▶ **SET PROBLEM**
Select every line below containing the word "управляемость".
— START OF LISTED RECORDS —
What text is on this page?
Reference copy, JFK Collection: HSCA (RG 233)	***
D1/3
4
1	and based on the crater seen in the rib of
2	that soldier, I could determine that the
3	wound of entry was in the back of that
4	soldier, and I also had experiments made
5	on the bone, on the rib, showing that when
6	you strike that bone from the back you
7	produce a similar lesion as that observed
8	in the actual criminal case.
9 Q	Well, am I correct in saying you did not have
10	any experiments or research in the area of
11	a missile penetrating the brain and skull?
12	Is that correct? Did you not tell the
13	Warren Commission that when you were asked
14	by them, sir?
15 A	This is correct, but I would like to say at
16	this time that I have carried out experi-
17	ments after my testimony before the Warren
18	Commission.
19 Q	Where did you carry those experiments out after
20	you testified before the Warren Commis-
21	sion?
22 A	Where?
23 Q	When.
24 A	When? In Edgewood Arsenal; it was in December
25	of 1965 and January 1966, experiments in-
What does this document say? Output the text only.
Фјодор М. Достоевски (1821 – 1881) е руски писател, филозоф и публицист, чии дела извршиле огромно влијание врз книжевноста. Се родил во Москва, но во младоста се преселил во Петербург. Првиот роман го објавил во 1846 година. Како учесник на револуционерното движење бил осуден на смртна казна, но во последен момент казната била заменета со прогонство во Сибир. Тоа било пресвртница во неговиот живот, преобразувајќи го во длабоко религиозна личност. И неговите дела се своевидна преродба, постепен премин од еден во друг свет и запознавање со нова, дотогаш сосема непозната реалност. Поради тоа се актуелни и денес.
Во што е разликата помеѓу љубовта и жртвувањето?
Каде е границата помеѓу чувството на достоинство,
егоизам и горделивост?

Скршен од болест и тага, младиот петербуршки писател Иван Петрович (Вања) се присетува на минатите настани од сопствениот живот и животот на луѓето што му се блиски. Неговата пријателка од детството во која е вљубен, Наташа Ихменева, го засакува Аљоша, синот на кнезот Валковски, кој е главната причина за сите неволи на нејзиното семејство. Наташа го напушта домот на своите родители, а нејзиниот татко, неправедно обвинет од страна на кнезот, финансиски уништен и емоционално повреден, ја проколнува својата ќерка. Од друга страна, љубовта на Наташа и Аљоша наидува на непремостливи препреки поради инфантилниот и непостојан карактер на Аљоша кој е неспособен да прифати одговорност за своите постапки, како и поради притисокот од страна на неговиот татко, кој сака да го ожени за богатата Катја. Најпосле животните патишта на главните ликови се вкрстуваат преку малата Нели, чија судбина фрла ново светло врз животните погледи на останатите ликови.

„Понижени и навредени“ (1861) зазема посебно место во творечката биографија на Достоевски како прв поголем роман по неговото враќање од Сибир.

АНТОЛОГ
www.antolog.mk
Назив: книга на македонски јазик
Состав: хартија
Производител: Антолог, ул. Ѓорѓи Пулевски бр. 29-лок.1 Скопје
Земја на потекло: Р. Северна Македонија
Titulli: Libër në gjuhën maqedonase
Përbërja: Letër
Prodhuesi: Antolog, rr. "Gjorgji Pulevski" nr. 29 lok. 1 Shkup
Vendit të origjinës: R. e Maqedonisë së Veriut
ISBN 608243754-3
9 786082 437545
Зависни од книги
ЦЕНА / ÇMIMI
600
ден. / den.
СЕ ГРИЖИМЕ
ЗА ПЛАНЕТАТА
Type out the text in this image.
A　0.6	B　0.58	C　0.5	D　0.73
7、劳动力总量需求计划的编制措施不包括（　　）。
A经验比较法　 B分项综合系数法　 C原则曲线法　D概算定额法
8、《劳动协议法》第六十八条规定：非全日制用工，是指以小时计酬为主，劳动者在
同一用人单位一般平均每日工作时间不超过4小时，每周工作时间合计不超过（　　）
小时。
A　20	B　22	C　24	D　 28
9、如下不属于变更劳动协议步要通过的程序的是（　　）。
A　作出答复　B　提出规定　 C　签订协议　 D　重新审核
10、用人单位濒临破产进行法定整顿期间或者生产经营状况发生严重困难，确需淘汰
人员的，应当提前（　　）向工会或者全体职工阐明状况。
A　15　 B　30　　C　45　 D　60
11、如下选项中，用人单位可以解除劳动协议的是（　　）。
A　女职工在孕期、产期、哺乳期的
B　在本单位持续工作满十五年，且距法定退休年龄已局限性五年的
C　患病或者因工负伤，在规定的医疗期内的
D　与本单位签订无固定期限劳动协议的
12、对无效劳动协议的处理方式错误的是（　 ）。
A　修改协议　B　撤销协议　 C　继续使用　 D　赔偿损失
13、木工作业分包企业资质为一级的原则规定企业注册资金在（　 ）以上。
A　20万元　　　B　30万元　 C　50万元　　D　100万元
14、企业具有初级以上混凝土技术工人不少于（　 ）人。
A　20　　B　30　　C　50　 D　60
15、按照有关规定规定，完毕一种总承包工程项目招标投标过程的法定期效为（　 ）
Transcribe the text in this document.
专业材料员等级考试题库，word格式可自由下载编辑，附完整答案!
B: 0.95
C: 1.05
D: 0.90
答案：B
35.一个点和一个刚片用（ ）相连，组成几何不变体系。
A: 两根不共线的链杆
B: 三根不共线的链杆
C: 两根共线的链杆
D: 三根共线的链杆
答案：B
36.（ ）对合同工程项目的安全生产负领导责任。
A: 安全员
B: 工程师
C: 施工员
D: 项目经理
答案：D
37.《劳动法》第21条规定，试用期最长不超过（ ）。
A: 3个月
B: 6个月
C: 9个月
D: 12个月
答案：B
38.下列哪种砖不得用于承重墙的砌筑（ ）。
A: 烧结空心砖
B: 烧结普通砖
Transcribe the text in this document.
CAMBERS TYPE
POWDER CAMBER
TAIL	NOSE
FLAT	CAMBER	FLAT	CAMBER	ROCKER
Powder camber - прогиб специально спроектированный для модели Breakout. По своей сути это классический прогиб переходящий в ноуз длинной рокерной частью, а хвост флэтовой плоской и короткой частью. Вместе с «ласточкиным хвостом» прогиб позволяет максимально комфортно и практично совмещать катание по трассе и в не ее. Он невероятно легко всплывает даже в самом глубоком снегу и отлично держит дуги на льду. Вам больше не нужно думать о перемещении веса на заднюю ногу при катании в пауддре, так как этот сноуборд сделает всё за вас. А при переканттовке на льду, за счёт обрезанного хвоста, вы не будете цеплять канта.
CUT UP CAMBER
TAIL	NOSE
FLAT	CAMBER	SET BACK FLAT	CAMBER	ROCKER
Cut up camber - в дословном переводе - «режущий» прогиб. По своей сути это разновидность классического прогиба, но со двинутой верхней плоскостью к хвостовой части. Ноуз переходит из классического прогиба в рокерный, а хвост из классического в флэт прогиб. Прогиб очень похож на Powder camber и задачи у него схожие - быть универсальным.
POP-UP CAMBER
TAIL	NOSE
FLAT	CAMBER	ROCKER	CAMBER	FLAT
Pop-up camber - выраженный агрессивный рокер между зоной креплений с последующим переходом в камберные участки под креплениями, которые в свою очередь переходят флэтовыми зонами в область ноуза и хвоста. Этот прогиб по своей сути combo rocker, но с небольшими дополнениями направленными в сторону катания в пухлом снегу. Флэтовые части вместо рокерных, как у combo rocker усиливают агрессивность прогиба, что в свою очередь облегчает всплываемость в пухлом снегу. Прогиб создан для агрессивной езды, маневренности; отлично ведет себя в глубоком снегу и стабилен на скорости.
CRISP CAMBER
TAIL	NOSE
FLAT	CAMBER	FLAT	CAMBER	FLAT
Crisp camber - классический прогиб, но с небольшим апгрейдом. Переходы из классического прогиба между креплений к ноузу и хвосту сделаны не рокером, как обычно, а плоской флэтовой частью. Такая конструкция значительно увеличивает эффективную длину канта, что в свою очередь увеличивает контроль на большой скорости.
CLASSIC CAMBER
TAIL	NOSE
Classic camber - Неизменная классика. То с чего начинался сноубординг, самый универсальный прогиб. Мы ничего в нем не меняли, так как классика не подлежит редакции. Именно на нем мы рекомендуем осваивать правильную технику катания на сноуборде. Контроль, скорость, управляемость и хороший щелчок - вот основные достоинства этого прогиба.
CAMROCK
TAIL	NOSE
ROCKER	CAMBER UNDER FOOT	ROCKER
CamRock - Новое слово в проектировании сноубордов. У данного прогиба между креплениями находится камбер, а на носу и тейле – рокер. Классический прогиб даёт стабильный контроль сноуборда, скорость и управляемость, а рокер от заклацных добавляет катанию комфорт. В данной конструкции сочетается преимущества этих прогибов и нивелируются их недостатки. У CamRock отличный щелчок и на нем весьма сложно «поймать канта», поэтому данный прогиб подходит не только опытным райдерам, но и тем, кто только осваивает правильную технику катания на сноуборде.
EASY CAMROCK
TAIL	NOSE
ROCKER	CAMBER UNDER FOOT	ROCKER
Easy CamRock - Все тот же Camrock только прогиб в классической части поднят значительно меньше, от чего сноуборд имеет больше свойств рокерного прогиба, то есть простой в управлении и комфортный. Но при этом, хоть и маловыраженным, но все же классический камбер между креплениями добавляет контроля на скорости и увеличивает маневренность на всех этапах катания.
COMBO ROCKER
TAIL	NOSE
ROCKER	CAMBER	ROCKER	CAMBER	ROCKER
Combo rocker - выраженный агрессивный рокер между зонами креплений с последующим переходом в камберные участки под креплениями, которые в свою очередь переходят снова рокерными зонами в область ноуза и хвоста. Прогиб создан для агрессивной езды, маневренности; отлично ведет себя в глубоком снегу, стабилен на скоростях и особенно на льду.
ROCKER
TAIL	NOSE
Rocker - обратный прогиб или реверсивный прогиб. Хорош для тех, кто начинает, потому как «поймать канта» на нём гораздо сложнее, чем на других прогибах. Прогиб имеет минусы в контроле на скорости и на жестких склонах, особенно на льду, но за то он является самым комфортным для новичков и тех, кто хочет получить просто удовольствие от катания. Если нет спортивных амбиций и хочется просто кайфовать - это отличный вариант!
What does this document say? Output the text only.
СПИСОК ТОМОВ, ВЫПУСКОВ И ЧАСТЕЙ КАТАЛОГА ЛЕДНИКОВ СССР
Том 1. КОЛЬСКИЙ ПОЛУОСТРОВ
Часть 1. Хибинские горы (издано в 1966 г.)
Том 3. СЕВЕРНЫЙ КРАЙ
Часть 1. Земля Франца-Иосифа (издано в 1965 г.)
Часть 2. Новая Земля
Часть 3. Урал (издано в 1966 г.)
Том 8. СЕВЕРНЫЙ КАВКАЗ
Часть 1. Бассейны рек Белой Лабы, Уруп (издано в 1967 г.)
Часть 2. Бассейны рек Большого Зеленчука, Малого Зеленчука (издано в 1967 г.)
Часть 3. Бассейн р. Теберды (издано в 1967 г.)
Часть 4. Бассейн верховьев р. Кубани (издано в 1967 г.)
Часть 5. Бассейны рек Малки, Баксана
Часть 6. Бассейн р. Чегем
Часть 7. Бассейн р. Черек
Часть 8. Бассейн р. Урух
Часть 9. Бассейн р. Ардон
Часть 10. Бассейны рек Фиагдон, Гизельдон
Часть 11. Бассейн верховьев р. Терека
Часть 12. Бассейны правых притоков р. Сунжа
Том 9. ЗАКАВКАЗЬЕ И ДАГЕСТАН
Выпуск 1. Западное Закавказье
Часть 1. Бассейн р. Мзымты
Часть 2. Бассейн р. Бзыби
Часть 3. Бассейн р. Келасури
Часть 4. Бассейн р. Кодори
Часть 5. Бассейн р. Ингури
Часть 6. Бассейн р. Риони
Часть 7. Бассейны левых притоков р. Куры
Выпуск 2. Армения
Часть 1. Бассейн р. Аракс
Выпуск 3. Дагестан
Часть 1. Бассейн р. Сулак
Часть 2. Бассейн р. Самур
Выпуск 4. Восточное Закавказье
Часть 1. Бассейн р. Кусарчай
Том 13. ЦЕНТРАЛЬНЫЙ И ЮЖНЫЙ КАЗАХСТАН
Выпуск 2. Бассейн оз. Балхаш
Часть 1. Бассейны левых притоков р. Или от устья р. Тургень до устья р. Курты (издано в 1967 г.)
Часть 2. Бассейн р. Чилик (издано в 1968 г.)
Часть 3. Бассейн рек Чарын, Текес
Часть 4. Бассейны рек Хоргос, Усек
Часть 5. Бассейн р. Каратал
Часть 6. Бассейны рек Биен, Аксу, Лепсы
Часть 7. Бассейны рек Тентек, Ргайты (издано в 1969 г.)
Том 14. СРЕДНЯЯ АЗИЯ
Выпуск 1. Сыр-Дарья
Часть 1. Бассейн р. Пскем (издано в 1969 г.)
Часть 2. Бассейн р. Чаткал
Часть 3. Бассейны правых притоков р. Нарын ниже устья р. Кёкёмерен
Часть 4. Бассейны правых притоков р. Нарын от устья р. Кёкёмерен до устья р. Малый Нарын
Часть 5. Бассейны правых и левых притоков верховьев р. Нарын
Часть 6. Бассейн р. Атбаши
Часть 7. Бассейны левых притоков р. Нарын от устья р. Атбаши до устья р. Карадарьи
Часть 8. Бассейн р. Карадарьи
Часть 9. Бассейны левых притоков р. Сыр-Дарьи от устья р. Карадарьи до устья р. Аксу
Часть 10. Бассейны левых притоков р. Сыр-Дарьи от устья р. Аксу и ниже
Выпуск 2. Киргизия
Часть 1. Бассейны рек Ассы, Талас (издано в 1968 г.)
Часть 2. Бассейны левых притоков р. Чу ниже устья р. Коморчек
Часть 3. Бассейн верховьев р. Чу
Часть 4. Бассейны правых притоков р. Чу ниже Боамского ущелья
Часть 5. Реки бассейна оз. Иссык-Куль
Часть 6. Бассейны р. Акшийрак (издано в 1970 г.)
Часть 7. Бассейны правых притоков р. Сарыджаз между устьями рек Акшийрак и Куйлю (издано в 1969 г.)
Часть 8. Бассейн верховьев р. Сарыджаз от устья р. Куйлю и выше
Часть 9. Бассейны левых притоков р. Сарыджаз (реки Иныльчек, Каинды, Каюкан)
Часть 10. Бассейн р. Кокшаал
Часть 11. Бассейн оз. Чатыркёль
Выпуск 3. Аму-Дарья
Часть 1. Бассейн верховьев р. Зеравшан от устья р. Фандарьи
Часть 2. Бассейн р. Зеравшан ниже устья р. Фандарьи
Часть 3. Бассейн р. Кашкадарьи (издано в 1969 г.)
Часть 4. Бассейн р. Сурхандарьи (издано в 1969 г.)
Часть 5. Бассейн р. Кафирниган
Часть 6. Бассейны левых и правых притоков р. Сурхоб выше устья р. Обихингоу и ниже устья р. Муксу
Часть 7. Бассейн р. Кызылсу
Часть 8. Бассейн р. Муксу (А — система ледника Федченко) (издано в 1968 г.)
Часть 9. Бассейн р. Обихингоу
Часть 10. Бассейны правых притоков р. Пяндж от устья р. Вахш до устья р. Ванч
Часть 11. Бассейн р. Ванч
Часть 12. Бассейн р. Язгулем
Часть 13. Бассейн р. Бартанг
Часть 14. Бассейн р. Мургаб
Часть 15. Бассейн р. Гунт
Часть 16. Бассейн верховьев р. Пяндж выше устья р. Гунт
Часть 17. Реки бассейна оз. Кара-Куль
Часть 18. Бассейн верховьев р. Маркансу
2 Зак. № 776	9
— END OF LISTED RECORDS —
▶ **FINAL RESULT**
Classic camber - Неизменная классика. То с чего начинался сноубординг, самый универсальный прогиб. Мы ничего в нем не меняли, так как классика не подлежит редакции. Именно на нем мы рекомендуем осваивать правильную технику катания на сноуборде. Контроль, скорость, управляемость и хороший щелчок - вот основные достоинства этого прогиба.
CamRock - Новое слово в проектировании сноубордов. У данного прогиба между креплениями находится камбер, а на носу и тейле – рокер. Классический прогиб даёт стабильный контроль сноуборда, скорость и управляемость, а рокер от заклацных добавляет катанию комфорт. В данной конструкции сочетается преимущества этих прогибов и нивелируются их недостатки. У CamRock отличный щелчок и на нем весьма сложно «поймать канта», поэтому данный прогиб подходит не только опытным райдерам, но и тем, кто только осваивает правильную технику катания на сноуборде.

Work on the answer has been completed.